→ **Task directions**: Output the entries word for word. Omit images.

::: Records for the task

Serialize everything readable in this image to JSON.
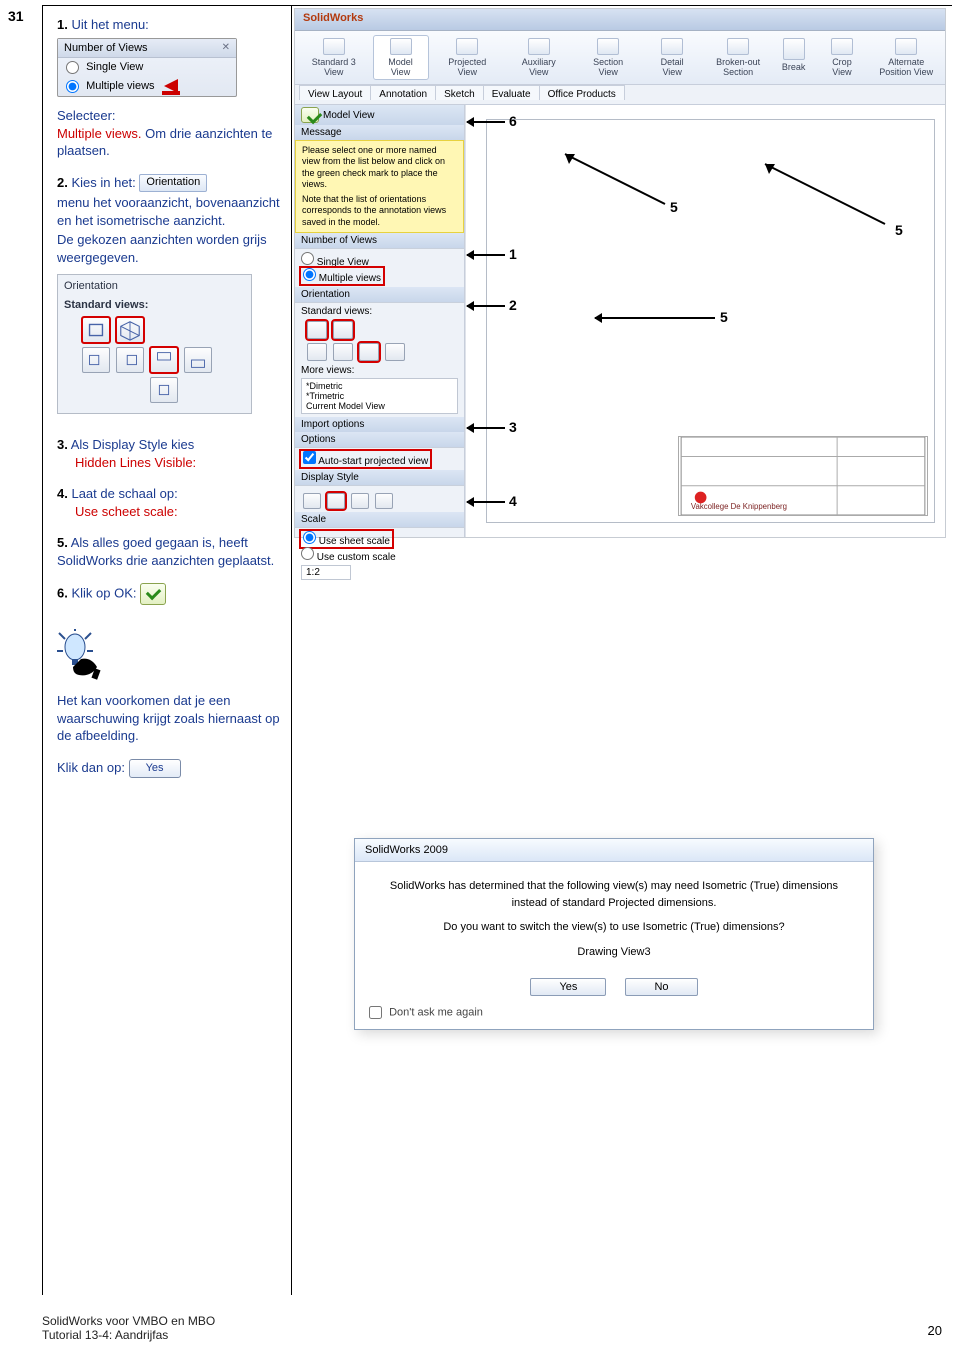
{
  "page_number": "31",
  "left": {
    "step1": {
      "n": "1.",
      "label": "Uit het menu:"
    },
    "views_panel": {
      "title": "Number of Views",
      "opt1": "Single View",
      "opt2": "Multiple views"
    },
    "after1a": "Selecteer:",
    "after1b": "Multiple views.",
    "after1c": " Om drie aanzichten te plaatsen.",
    "step2": {
      "n": "2.",
      "label": "Kies in het: "
    },
    "orientation_chip": "Orientation",
    "step2_rest": "menu het vooraanzicht, bovenaanzicht en het isometrische aanzicht.",
    "step2_rest2": "De gekozen aanzichten worden grijs weergegeven.",
    "orient_panel": {
      "t1": "Orientation",
      "t2": "Standard views:"
    },
    "step3": {
      "n": "3.",
      "a": "Als Display Style kies",
      "b": "Hidden Lines Visible:"
    },
    "step4": {
      "n": "4.",
      "a": "Laat de schaal op:",
      "b": "Use scheet scale:"
    },
    "step5": {
      "n": "5.",
      "a": "Als alles goed gegaan is, heeft SolidWorks drie aanzichten geplaatst."
    },
    "step6": {
      "n": "6.",
      "a": "Klik op OK:"
    },
    "tip_a": "Het kan voorkomen dat je een waarschuwing krijgt zoals hiernaast op de afbeelding.",
    "tip_b": "Klik dan op:",
    "yes": "Yes"
  },
  "shot": {
    "app_title": "SolidWorks",
    "ribbon": [
      "Standard 3 View",
      "Model View",
      "Projected View",
      "Auxiliary View",
      "Section View",
      "Detail View",
      "Broken-out Section",
      "Break",
      "Crop View",
      "Alternate Position View"
    ],
    "ribbon_sel_index": 1,
    "tabs": [
      "View Layout",
      "Annotation",
      "Sketch",
      "Evaluate",
      "Office Products"
    ],
    "pane": {
      "model_view": "Model View",
      "msg_hdr": "Message",
      "msg1": "Please select one or more named view from the list below and click on the green check mark to place the views.",
      "msg2": "Note that the list of orientations corresponds to the annotation views saved in the model.",
      "nov": "Number of Views",
      "sv": "Single View",
      "mv": "Multiple views",
      "orient": "Orientation",
      "std": "Standard views:",
      "more": "More views:",
      "more_items": [
        "*Dimetric",
        "*Trimetric",
        "Current Model View"
      ],
      "import": "Import options",
      "options": "Options",
      "auto": "Auto-start projected view",
      "disp": "Display Style",
      "scale": "Scale",
      "uss": "Use sheet scale",
      "ucs": "Use custom scale",
      "ratio": "1:2"
    },
    "ann": {
      "a1": "1",
      "a2": "2",
      "a3": "3",
      "a4": "4",
      "a5": "5",
      "a6": "6"
    }
  },
  "dialog": {
    "title": "SolidWorks 2009",
    "l1": "SolidWorks has determined that the following view(s) may need Isometric (True) dimensions",
    "l2": "instead of standard Projected dimensions.",
    "l3": "Do you want to switch the view(s) to use Isometric (True) dimensions?",
    "l4": "Drawing View3",
    "yes": "Yes",
    "no": "No",
    "dont": "Don't ask me again"
  },
  "footer": {
    "a": "SolidWorks voor VMBO en MBO",
    "b": "Tutorial 13-4: Aandrijfas",
    "pg": "20"
  }
}
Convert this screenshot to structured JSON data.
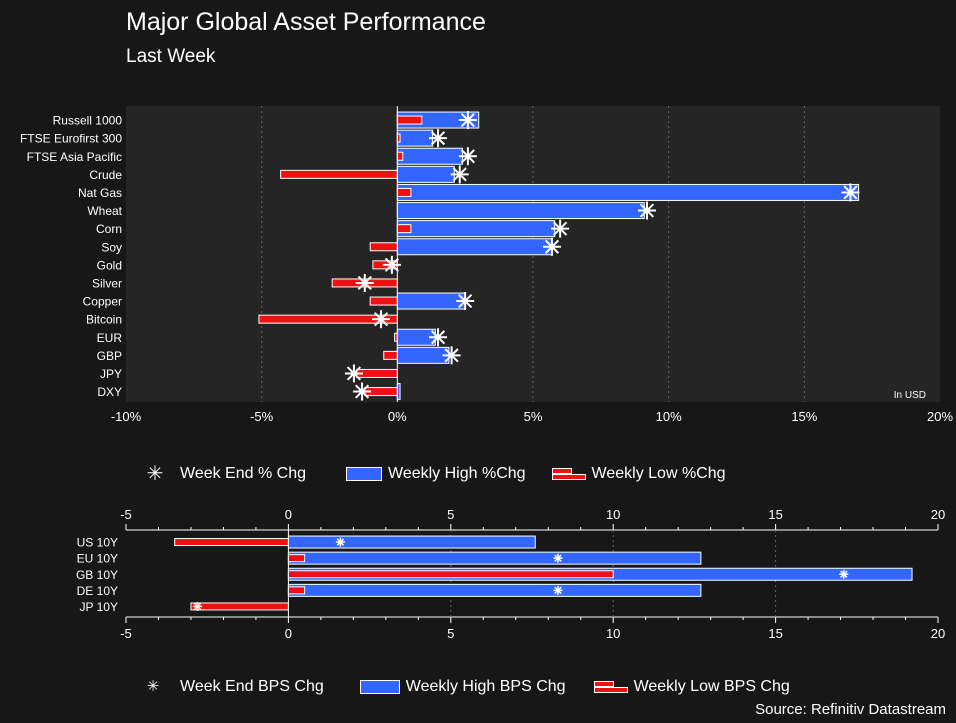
{
  "header": {
    "title": "Major Global Asset Performance",
    "subtitle": "Last Week"
  },
  "source": "Source: Refinitiv Datastream",
  "colors": {
    "background": "#171717",
    "plot_bg": "#252525",
    "high": "#3366ff",
    "low": "#ee1111",
    "marker": "#ffffff"
  },
  "chart_data": [
    {
      "type": "bar",
      "orientation": "horizontal",
      "title": "",
      "annotation": "In USD",
      "xlim": [
        -10,
        20
      ],
      "xticks": [
        "-10%",
        "-5%",
        "0%",
        "5%",
        "10%",
        "15%",
        "20%"
      ],
      "grid": true,
      "legend_placement": "bottom",
      "categories": [
        "Russell 1000",
        "FTSE Eurofirst 300",
        "FTSE Asia Pacific",
        "Crude",
        "Nat Gas",
        "Wheat",
        "Corn",
        "Soy",
        "Gold",
        "Silver",
        "Copper",
        "Bitcoin",
        "EUR",
        "GBP",
        "JPY",
        "DXY"
      ],
      "series": [
        {
          "name": "Week End % Chg",
          "marker": "star",
          "values": [
            2.6,
            1.5,
            2.6,
            2.3,
            16.7,
            9.2,
            6.0,
            5.7,
            -0.2,
            -1.2,
            2.5,
            -0.6,
            1.5,
            2.0,
            -1.6,
            -1.3
          ]
        },
        {
          "name": "Weekly High %Chg",
          "values": [
            3.0,
            1.3,
            2.4,
            2.1,
            17.0,
            9.1,
            5.8,
            5.7,
            0.0,
            0.0,
            2.5,
            0.0,
            1.4,
            1.9,
            0.0,
            0.1
          ]
        },
        {
          "name": "Weekly Low %Chg",
          "values": [
            0.9,
            0.1,
            0.2,
            -4.3,
            0.5,
            0.0,
            0.5,
            -1.0,
            -0.9,
            -2.4,
            -1.0,
            -5.1,
            -0.1,
            -0.5,
            -1.5,
            -1.2
          ]
        }
      ]
    },
    {
      "type": "bar",
      "orientation": "horizontal",
      "title": "",
      "xlim": [
        -5,
        20
      ],
      "xticks": [
        "-5",
        "0",
        "5",
        "10",
        "15",
        "20"
      ],
      "grid": true,
      "legend_placement": "bottom",
      "categories": [
        "US 10Y",
        "EU 10Y",
        "GB 10Y",
        "DE 10Y",
        "JP 10Y"
      ],
      "series": [
        {
          "name": "Week End BPS Chg",
          "marker": "star",
          "values": [
            1.6,
            8.3,
            17.1,
            8.3,
            -2.8
          ]
        },
        {
          "name": "Weekly High BPS Chg",
          "values": [
            7.6,
            12.7,
            19.2,
            12.7,
            0.0
          ]
        },
        {
          "name": "Weekly Low BPS Chg",
          "values": [
            -3.5,
            0.5,
            10.0,
            0.5,
            -3.0
          ]
        }
      ]
    }
  ],
  "legend1": {
    "star": "Week End % Chg",
    "high": "Weekly High %Chg",
    "low": "Weekly Low %Chg"
  },
  "legend2": {
    "star": "Week End BPS Chg",
    "high": "Weekly High BPS Chg",
    "low": "Weekly Low BPS Chg"
  }
}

::::::

→ **Task solution**:
Serialize everything readable in this image to JSON.
{
  "page_number": "31",
  "left": {
    "step1": {
      "n": "1.",
      "label": "Uit het menu:"
    },
    "views_panel": {
      "title": "Number of Views",
      "opt1": "Single View",
      "opt2": "Multiple views"
    },
    "after1a": "Selecteer:",
    "after1b": "Multiple views.",
    "after1c": " Om drie aanzichten te plaatsen.",
    "step2": {
      "n": "2.",
      "label": "Kies in het: "
    },
    "orientation_chip": "Orientation",
    "step2_rest": "menu het vooraanzicht, bovenaanzicht en het isometrische aanzicht.",
    "step2_rest2": "De gekozen aanzichten worden grijs weergegeven.",
    "orient_panel": {
      "t1": "Orientation",
      "t2": "Standard views:"
    },
    "step3": {
      "n": "3.",
      "a": "Als Display Style kies",
      "b": "Hidden Lines Visible:"
    },
    "step4": {
      "n": "4.",
      "a": "Laat de schaal op:",
      "b": "Use scheet scale:"
    },
    "step5": {
      "n": "5.",
      "a": "Als alles goed gegaan is, heeft SolidWorks drie aanzichten geplaatst."
    },
    "step6": {
      "n": "6.",
      "a": "Klik op OK:"
    },
    "tip_a": "Het kan voorkomen dat je een waarschuwing krijgt zoals hiernaast op de afbeelding.",
    "tip_b": "Klik dan op:",
    "yes": "Yes"
  },
  "shot": {
    "app_title": "SolidWorks",
    "ribbon": [
      "Standard 3 View",
      "Model View",
      "Projected View",
      "Auxiliary View",
      "Section View",
      "Detail View",
      "Broken-out Section",
      "Break",
      "Crop View",
      "Alternate Position View"
    ],
    "ribbon_sel_index": 1,
    "tabs": [
      "View Layout",
      "Annotation",
      "Sketch",
      "Evaluate",
      "Office Products"
    ],
    "pane": {
      "model_view": "Model View",
      "msg_hdr": "Message",
      "msg1": "Please select one or more named view from the list below and click on the green check mark to place the views.",
      "msg2": "Note that the list of orientations corresponds to the annotation views saved in the model.",
      "nov": "Number of Views",
      "sv": "Single View",
      "mv": "Multiple views",
      "orient": "Orientation",
      "std": "Standard views:",
      "more": "More views:",
      "more_items": [
        "*Dimetric",
        "*Trimetric",
        "Current Model View"
      ],
      "import": "Import options",
      "options": "Options",
      "auto": "Auto-start projected view",
      "disp": "Display Style",
      "scale": "Scale",
      "uss": "Use sheet scale",
      "ucs": "Use custom scale",
      "ratio": "1:2"
    },
    "ann": {
      "a1": "1",
      "a2": "2",
      "a3": "3",
      "a4": "4",
      "a5": "5",
      "a6": "6"
    }
  },
  "dialog": {
    "title": "SolidWorks 2009",
    "l1": "SolidWorks has determined that the following view(s) may need Isometric (True) dimensions",
    "l2": "instead of standard Projected dimensions.",
    "l3": "Do you want to switch the view(s) to use Isometric (True) dimensions?",
    "l4": "Drawing View3",
    "yes": "Yes",
    "no": "No",
    "dont": "Don't ask me again"
  },
  "footer": {
    "a": "SolidWorks voor VMBO en MBO",
    "b": "Tutorial 13-4: Aandrijfas",
    "pg": "20"
  }
}
Convert this screenshot to structured JSON data.
{
  "header": {
    "title": "Major Global Asset Performance",
    "subtitle": "Last Week"
  },
  "source": "Source: Refinitiv Datastream",
  "colors": {
    "background": "#171717",
    "plot_bg": "#252525",
    "high": "#3366ff",
    "low": "#ee1111",
    "marker": "#ffffff"
  },
  "chart_data": [
    {
      "type": "bar",
      "orientation": "horizontal",
      "title": "",
      "annotation": "In USD",
      "xlim": [
        -10,
        20
      ],
      "xticks": [
        "-10%",
        "-5%",
        "0%",
        "5%",
        "10%",
        "15%",
        "20%"
      ],
      "grid": true,
      "legend_placement": "bottom",
      "categories": [
        "Russell 1000",
        "FTSE Eurofirst 300",
        "FTSE Asia Pacific",
        "Crude",
        "Nat Gas",
        "Wheat",
        "Corn",
        "Soy",
        "Gold",
        "Silver",
        "Copper",
        "Bitcoin",
        "EUR",
        "GBP",
        "JPY",
        "DXY"
      ],
      "series": [
        {
          "name": "Week End % Chg",
          "marker": "star",
          "values": [
            2.6,
            1.5,
            2.6,
            2.3,
            16.7,
            9.2,
            6.0,
            5.7,
            -0.2,
            -1.2,
            2.5,
            -0.6,
            1.5,
            2.0,
            -1.6,
            -1.3
          ]
        },
        {
          "name": "Weekly High %Chg",
          "values": [
            3.0,
            1.3,
            2.4,
            2.1,
            17.0,
            9.1,
            5.8,
            5.7,
            0.0,
            0.0,
            2.5,
            0.0,
            1.4,
            1.9,
            0.0,
            0.1
          ]
        },
        {
          "name": "Weekly Low %Chg",
          "values": [
            0.9,
            0.1,
            0.2,
            -4.3,
            0.5,
            0.0,
            0.5,
            -1.0,
            -0.9,
            -2.4,
            -1.0,
            -5.1,
            -0.1,
            -0.5,
            -1.5,
            -1.2
          ]
        }
      ]
    },
    {
      "type": "bar",
      "orientation": "horizontal",
      "title": "",
      "xlim": [
        -5,
        20
      ],
      "xticks": [
        "-5",
        "0",
        "5",
        "10",
        "15",
        "20"
      ],
      "grid": true,
      "legend_placement": "bottom",
      "categories": [
        "US 10Y",
        "EU 10Y",
        "GB 10Y",
        "DE 10Y",
        "JP 10Y"
      ],
      "series": [
        {
          "name": "Week End BPS Chg",
          "marker": "star",
          "values": [
            1.6,
            8.3,
            17.1,
            8.3,
            -2.8
          ]
        },
        {
          "name": "Weekly High BPS Chg",
          "values": [
            7.6,
            12.7,
            19.2,
            12.7,
            0.0
          ]
        },
        {
          "name": "Weekly Low BPS Chg",
          "values": [
            -3.5,
            0.5,
            10.0,
            0.5,
            -3.0
          ]
        }
      ]
    }
  ],
  "legend1": {
    "star": "Week End % Chg",
    "high": "Weekly High %Chg",
    "low": "Weekly Low %Chg"
  },
  "legend2": {
    "star": "Week End BPS Chg",
    "high": "Weekly High BPS Chg",
    "low": "Weekly Low BPS Chg"
  }
}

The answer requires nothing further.